* Start Supplied entries *

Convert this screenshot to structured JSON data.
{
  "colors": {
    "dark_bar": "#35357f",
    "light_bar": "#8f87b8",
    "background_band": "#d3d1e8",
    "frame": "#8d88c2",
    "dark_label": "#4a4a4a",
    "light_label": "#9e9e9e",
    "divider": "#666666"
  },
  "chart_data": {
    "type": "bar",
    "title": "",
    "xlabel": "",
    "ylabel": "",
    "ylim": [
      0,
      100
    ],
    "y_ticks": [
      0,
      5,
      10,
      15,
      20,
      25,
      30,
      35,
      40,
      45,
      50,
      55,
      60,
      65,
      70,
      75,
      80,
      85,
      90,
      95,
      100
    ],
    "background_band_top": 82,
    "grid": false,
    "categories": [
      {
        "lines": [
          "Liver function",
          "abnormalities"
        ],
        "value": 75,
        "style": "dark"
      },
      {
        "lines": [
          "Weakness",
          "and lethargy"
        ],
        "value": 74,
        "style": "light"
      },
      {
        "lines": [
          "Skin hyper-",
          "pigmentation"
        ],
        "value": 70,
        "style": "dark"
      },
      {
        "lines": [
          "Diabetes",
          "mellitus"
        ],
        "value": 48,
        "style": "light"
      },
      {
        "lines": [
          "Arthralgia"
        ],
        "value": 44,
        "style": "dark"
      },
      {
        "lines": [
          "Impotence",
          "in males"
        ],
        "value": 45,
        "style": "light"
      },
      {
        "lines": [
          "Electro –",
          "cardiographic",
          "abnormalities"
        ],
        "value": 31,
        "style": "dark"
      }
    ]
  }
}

* End Supplied entries *

◆ Instructions to follow: Repeat the material above in full, keeping every word.

◆ Written response:
Convert this screenshot to structured JSON data.
{
  "colors": {
    "dark_bar": "#35357f",
    "light_bar": "#8f87b8",
    "background_band": "#d3d1e8",
    "frame": "#8d88c2",
    "dark_label": "#4a4a4a",
    "light_label": "#9e9e9e",
    "divider": "#666666"
  },
  "chart_data": {
    "type": "bar",
    "title": "",
    "xlabel": "",
    "ylabel": "",
    "ylim": [
      0,
      100
    ],
    "y_ticks": [
      0,
      5,
      10,
      15,
      20,
      25,
      30,
      35,
      40,
      45,
      50,
      55,
      60,
      65,
      70,
      75,
      80,
      85,
      90,
      95,
      100
    ],
    "background_band_top": 82,
    "grid": false,
    "categories": [
      {
        "lines": [
          "Liver function",
          "abnormalities"
        ],
        "value": 75,
        "style": "dark"
      },
      {
        "lines": [
          "Weakness",
          "and lethargy"
        ],
        "value": 74,
        "style": "light"
      },
      {
        "lines": [
          "Skin hyper-",
          "pigmentation"
        ],
        "value": 70,
        "style": "dark"
      },
      {
        "lines": [
          "Diabetes",
          "mellitus"
        ],
        "value": 48,
        "style": "light"
      },
      {
        "lines": [
          "Arthralgia"
        ],
        "value": 44,
        "style": "dark"
      },
      {
        "lines": [
          "Impotence",
          "in males"
        ],
        "value": 45,
        "style": "light"
      },
      {
        "lines": [
          "Electro –",
          "cardiographic",
          "abnormalities"
        ],
        "value": 31,
        "style": "dark"
      }
    ]
  }
}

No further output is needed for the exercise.